(作業の指示):
a – 監督に関する文章に引かれたマタイ伝 18章15節の言葉では、兄弟が罪を犯したらどうするように言われていますか。
b – 監督に関する文章の「賢明に歩くことを助ける援助者」から「行いの第1の目的は何ですか。」までを一字も変えずに書き写してください。

(提示された文章):
========================================
賢明に歩くことを助ける援助者
1 監督は,イザヤ書 58章1節の命令をどのように行わねばなりませんか。マタイ伝 18章15節は,彼らに対する道をどのように示していますか。
霊的な監督は,自分の監督している会衆がどのように歩くか,どのように振舞うかについて良く注意しなければなりません。イザヤ書 58章1節(新口)の命令をキリスト教国だけにあてはめて行うことは十分でありません,『大いに呼ばわつて声を惜しむな。あなたの声をラッパのようにあげ,わが民にそのとがを告げ,ヤコブ(イスラエル)の家にその罪を告げ示せ。』神権的な監督は,敵なるキリスト教国の制度内にある罪に注意をひき起すだけではいけません。監督は無私の態度で,平衡を保ち,原則を適用することに公正でなければなりません。それで,彼らが監督している会衆内の悪事や罪にも注意を向けねばなりません。もし監督が,会衆内のある者が会衆に対して非行をしたのを見るとき,またはそのような報告を受け取るならば,監督はその者に対して処置を取ります。会衆に影響を及ぼすものは,彼にも影響を及ぼします。彼はその事柄を調査し,マタイ伝 18章15節の精神の中に,その事柄につき処置を取らねばなりません,『もしあなたの兄弟が罪を犯すなら,行つて,彼とふたりだけの所で忠告しなさい。もし聞いてくれたら,あなたの兄弟を得たことになる。』
2 その場合,会衆の僕は何をする権利と義務を持つていますか。そのような行いの第1の目的は何ですか。
========================================
(データ):
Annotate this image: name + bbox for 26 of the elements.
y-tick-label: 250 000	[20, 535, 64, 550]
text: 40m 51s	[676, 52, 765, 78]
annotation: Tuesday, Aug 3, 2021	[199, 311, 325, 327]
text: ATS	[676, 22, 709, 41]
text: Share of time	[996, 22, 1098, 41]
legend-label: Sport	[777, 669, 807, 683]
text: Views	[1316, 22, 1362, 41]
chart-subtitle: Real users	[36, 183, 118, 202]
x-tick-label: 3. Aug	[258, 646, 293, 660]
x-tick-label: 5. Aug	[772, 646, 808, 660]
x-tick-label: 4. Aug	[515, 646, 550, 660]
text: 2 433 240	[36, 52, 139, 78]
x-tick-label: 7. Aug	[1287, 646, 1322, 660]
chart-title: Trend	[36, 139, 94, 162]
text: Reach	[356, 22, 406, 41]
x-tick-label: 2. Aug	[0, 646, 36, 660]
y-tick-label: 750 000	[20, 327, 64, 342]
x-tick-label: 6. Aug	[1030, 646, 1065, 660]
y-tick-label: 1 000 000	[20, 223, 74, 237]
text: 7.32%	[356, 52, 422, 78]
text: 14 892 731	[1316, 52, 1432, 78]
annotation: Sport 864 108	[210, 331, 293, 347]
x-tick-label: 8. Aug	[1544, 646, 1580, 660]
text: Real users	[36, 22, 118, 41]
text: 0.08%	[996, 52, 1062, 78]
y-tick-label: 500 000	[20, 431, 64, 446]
========================================
(演習の結果):
a – 行って、彼とふたりだけの所で忠告するように言われています。

b –
賢明に歩くことを助ける援助者
1 監督は,イザヤ書 58章1節の命令をどのように行わねばなりませんか。マタイ伝 18章15節は,彼らに対する道をどのように示していますか。
霊的な監督は,自分の監督している会衆がどのように歩くか,どのように振舞うかについて良く注意しなければなりません。イザヤ書 58章1節(新口)の命令をキリスト教国だけにあてはめて行うことは十分でありません,『大いに呼ばわつて声を惜しむな。あなたの声をラッパのようにあげ,わが民にそのとがを告げ,ヤコブ(イスラエル)の家にその罪を告げ示せ。』神権的な監督は,敵なるキリスト教国の制度内にある罪に注意をひき起すだけではいけません。監督は無私の態度で,平衡を保ち,原則を適用することに公正でなければなりません。それで,彼らが監督している会衆内の悪事や罪にも注意を向けねばなりません。もし監督が,会衆内のある者が会衆に対して非行をしたのを見るとき,またはそのような報告を受け取るならば,監督はその者に対して処置を取ります。会衆に影響を及ぼすものは,彼にも影響を及ぼします。彼はその事柄を調査し,マタイ伝 18章15節の精神の中に,その事柄につき処置を取らねばなりません,『もしあなたの兄弟が罪を犯すなら,行つて,彼とふたりだけの所で忠告しなさい。もし聞いてくれたら,あなたの兄弟を得たことになる。』
2 その場合,会衆の僕は何をする権利と義務を持つていますか。そのような行いの第1の目的は何ですか。